— begin RECORDS FOR THE EXERCISE —
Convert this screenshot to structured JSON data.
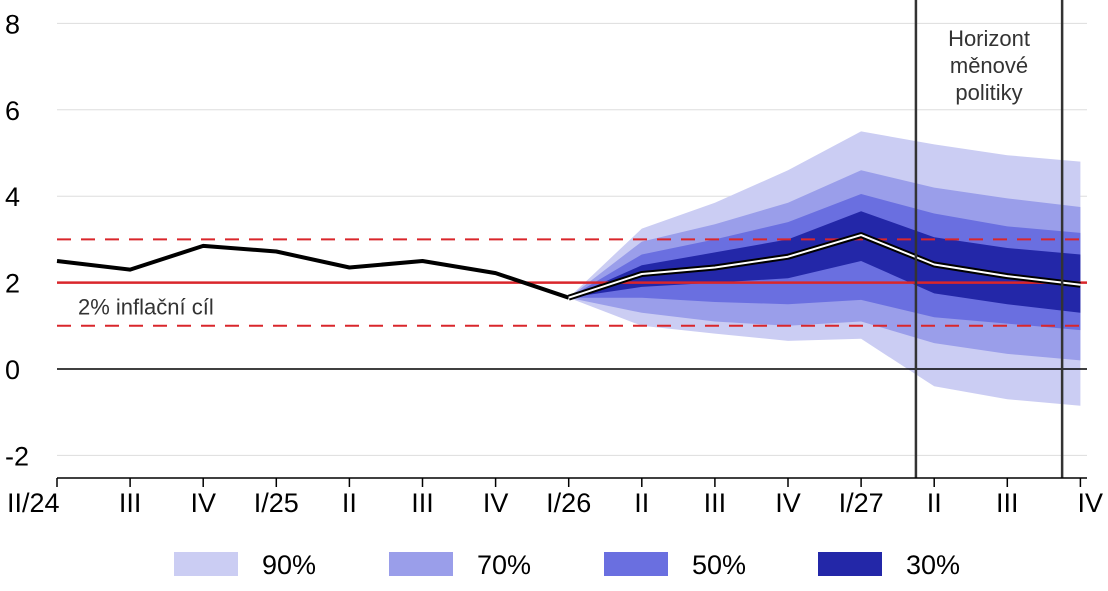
{
  "chart_data": {
    "type": "area",
    "categories": [
      "II/24",
      "III",
      "IV",
      "I/25",
      "II",
      "III",
      "IV",
      "I/26",
      "II",
      "III",
      "IV",
      "I/27",
      "II",
      "III",
      "IV"
    ],
    "ylim": [
      -2.3,
      8.3
    ],
    "yticks": [
      -2,
      0,
      2,
      4,
      6,
      8
    ],
    "ytick_labels": [
      "-2",
      "0",
      "2",
      "4",
      "6",
      "8"
    ],
    "grid": true,
    "series": [
      {
        "name": "",
        "values": [
          2.5,
          2.3,
          2.85,
          2.72,
          2.35,
          2.5,
          2.22,
          1.65,
          2.2,
          2.35,
          2.6,
          3.1,
          2.42,
          2.15,
          1.95
        ]
      }
    ],
    "fan": {
      "start_index": 7,
      "x_indices": [
        7,
        8,
        9,
        10,
        11,
        12,
        13,
        14
      ],
      "bands": [
        {
          "name": "90%",
          "color": "#cbcdf3",
          "lower": [
            1.65,
            1.0,
            0.82,
            0.65,
            0.7,
            -0.4,
            -0.7,
            -0.85
          ],
          "upper": [
            1.65,
            3.25,
            3.85,
            4.6,
            5.5,
            5.2,
            4.95,
            4.8
          ]
        },
        {
          "name": "70%",
          "color": "#9a9eea",
          "lower": [
            1.65,
            1.3,
            1.1,
            1.0,
            1.1,
            0.6,
            0.35,
            0.2
          ],
          "upper": [
            1.65,
            2.95,
            3.35,
            3.85,
            4.6,
            4.2,
            3.95,
            3.75
          ]
        },
        {
          "name": "50%",
          "color": "#6a6fe0",
          "lower": [
            1.65,
            1.65,
            1.55,
            1.5,
            1.6,
            1.2,
            1.05,
            0.9
          ],
          "upper": [
            1.65,
            2.65,
            3.0,
            3.4,
            4.05,
            3.6,
            3.3,
            3.15
          ]
        },
        {
          "name": "30%",
          "color": "#2327a8",
          "lower": [
            1.65,
            1.9,
            2.0,
            2.1,
            2.5,
            1.75,
            1.5,
            1.3
          ],
          "upper": [
            1.65,
            2.4,
            2.7,
            3.0,
            3.65,
            3.05,
            2.8,
            2.65
          ]
        }
      ]
    },
    "target": {
      "value": 2,
      "band": [
        1,
        3
      ],
      "label": "2% inflační cíl",
      "color": "#d9262b"
    },
    "policy_horizon": {
      "from_index": 11.75,
      "to_index": 13.75,
      "label": [
        "Horizont",
        "měnové",
        "politiky"
      ]
    },
    "legend": {
      "position": "bottom",
      "items": [
        "90%",
        "70%",
        "50%",
        "30%"
      ]
    }
  }
}
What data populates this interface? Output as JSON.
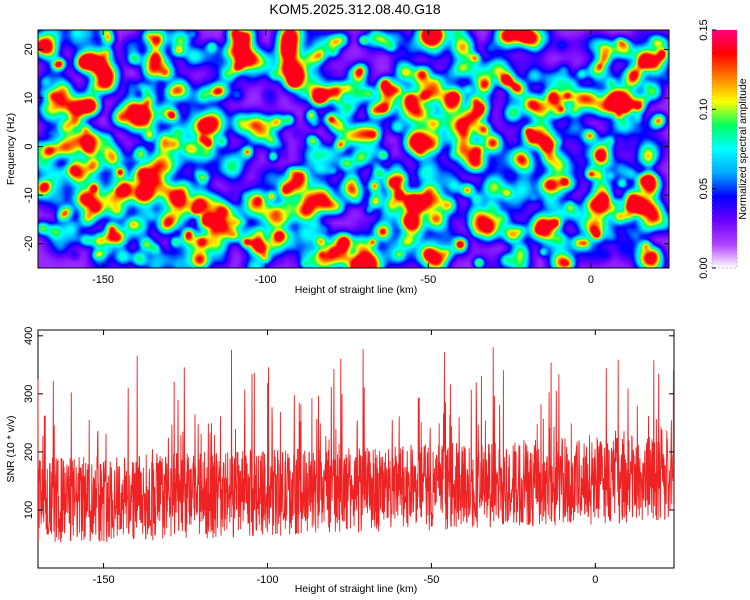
{
  "title": "KOM5.2025.312.08.40.G18",
  "chart_data": [
    {
      "type": "heatmap",
      "xlabel": "Height of straight line (km)",
      "ylabel": "Frequency (Hz)",
      "xlim": [
        -170,
        24
      ],
      "ylim": [
        -25,
        24
      ],
      "xticks": [
        -150,
        -100,
        -50,
        0
      ],
      "yticks": [
        -20,
        -10,
        0,
        10,
        20
      ],
      "colorbar": {
        "label": "Normalized spectral amplitude",
        "range": [
          0.0,
          0.15
        ],
        "ticks": [
          "0.00",
          "0.05",
          "0.10",
          "0.15"
        ],
        "colors": [
          "#ffffff",
          "#b040ff",
          "#6a00ff",
          "#0000ff",
          "#00aaff",
          "#00ffff",
          "#00ff60",
          "#ffff00",
          "#ff8000",
          "#ff0000",
          "#ff0080"
        ]
      }
    },
    {
      "type": "line",
      "xlabel": "Height of straight line (km)",
      "ylabel": "SNR (10 * v/v)",
      "xlim": [
        -170,
        24
      ],
      "ylim": [
        0,
        410
      ],
      "xticks": [
        -150,
        -100,
        -50,
        0
      ],
      "yticks": [
        100,
        200,
        300,
        400
      ],
      "series": [
        {
          "name": "SNR",
          "color": "#ee2222"
        }
      ]
    }
  ]
}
— end RECORDS FOR THE EXERCISE —
- TASK PROMPT:
Of the lines in the data, how many hold the string "this"? State the number, nothing else.

- ANSWER TO THE TASK:
2